Listing:
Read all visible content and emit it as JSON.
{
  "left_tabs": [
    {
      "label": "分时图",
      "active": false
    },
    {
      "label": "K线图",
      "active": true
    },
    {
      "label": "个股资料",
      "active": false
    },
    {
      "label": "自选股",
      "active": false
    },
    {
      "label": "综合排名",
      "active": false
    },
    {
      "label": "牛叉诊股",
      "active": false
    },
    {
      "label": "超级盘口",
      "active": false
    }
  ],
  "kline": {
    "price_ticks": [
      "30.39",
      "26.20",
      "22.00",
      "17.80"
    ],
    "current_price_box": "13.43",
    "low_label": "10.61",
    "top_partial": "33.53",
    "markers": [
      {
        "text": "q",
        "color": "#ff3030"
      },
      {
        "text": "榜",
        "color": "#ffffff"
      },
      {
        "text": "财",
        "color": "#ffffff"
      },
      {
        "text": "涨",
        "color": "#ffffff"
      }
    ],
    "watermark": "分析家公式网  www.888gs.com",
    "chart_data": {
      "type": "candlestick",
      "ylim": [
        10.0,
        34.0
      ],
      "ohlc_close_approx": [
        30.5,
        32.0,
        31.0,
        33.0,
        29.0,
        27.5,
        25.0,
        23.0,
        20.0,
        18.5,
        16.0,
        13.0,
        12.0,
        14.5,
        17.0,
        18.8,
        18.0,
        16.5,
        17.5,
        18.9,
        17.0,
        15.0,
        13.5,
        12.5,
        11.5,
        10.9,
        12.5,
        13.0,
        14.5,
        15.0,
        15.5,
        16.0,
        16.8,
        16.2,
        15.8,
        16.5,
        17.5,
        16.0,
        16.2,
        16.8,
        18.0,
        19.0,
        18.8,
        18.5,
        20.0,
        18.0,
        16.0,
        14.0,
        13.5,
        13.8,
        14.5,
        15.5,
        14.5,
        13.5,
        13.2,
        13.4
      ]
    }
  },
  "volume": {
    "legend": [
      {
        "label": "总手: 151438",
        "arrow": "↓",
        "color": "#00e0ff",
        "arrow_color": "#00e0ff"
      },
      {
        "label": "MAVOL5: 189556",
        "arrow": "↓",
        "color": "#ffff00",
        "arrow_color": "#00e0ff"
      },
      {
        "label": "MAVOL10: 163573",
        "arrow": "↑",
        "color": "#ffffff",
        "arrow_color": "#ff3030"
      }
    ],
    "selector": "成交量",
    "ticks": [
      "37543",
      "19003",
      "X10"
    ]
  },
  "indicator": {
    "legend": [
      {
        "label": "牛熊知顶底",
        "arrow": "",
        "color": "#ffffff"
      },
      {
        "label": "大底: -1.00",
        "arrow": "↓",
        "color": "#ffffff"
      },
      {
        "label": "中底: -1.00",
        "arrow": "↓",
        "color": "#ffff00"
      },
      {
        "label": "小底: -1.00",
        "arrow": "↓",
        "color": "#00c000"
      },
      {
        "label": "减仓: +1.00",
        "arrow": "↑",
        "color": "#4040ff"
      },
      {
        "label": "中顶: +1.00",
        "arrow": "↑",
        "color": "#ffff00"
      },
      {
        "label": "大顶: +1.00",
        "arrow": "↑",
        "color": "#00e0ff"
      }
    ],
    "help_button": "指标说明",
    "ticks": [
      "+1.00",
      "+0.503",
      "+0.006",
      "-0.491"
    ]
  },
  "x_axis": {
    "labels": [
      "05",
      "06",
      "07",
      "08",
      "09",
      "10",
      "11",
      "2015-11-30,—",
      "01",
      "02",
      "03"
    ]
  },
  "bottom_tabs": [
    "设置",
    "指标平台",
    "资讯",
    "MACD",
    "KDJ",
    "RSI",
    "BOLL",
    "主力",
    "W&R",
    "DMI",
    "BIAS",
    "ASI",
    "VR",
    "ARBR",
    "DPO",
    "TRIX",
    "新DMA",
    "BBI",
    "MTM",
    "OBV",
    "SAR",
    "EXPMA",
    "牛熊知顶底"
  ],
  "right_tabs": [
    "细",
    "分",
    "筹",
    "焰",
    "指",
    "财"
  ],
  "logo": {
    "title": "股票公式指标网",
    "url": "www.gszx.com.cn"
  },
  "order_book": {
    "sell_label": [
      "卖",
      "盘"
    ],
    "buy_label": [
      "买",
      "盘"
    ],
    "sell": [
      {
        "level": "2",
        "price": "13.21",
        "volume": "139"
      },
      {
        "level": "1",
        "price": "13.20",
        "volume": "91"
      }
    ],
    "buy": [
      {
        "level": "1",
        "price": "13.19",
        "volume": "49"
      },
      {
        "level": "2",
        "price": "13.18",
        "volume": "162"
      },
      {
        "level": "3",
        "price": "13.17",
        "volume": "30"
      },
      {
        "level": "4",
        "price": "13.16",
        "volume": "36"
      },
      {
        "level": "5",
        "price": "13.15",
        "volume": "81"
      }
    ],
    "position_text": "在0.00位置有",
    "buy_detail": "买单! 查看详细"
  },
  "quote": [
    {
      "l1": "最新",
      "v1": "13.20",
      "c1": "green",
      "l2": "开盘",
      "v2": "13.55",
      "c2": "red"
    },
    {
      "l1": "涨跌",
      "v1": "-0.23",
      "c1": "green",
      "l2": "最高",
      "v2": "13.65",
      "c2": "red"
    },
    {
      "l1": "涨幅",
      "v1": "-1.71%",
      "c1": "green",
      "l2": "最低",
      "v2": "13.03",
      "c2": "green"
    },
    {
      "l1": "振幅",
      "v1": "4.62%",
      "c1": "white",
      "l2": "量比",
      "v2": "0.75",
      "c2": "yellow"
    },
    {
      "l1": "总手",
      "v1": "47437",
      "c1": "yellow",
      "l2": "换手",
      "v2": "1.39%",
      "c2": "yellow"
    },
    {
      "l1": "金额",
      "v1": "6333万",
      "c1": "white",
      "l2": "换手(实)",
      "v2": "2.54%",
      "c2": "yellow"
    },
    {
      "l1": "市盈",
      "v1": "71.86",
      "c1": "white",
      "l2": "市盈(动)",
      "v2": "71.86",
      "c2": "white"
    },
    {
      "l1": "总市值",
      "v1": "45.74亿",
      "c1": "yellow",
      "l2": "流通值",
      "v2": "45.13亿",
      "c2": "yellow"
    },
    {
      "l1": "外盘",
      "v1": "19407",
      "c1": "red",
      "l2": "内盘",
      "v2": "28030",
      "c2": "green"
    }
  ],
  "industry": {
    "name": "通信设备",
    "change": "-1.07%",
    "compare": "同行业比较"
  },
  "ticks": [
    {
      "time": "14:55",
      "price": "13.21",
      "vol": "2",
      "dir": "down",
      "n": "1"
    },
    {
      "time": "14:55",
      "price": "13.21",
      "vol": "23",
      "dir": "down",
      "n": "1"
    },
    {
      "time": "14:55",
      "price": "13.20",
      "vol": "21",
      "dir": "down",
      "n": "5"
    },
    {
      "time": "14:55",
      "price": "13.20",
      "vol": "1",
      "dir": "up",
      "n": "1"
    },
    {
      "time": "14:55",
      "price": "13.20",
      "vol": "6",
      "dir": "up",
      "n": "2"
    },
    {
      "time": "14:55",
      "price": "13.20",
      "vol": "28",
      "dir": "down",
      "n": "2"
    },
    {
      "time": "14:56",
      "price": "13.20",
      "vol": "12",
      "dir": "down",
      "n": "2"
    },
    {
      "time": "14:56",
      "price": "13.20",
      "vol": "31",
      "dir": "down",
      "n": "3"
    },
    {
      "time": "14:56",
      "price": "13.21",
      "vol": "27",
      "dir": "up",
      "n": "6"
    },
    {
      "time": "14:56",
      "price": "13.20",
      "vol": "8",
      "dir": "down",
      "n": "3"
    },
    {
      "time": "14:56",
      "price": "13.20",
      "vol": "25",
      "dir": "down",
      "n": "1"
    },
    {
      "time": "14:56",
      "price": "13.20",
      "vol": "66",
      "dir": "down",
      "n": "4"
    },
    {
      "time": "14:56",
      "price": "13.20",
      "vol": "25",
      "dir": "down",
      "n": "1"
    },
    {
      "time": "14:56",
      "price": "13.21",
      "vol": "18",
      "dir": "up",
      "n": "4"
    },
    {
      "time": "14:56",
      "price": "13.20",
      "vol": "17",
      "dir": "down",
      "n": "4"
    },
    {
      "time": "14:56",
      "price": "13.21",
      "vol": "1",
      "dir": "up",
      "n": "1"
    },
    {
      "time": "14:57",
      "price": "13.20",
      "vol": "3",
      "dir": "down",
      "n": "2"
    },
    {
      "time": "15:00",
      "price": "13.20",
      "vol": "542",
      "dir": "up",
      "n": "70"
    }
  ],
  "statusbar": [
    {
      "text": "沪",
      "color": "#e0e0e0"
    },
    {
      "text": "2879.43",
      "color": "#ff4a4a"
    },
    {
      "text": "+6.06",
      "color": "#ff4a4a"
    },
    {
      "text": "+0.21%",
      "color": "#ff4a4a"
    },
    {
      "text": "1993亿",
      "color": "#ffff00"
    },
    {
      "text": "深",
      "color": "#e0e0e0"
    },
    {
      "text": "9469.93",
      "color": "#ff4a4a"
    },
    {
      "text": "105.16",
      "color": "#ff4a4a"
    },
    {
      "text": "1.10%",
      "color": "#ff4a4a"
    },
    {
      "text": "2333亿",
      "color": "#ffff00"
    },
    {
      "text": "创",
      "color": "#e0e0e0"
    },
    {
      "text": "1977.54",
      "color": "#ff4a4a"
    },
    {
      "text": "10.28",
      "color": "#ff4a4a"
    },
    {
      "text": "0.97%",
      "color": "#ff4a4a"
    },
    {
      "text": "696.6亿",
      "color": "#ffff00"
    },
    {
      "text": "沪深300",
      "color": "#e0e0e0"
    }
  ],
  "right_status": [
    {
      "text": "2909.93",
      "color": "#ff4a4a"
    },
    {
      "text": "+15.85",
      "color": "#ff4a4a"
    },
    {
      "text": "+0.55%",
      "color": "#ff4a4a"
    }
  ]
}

Requirement: Work out how many lines of the material above contain the word "level", then give only that figure.

Correct answer: 7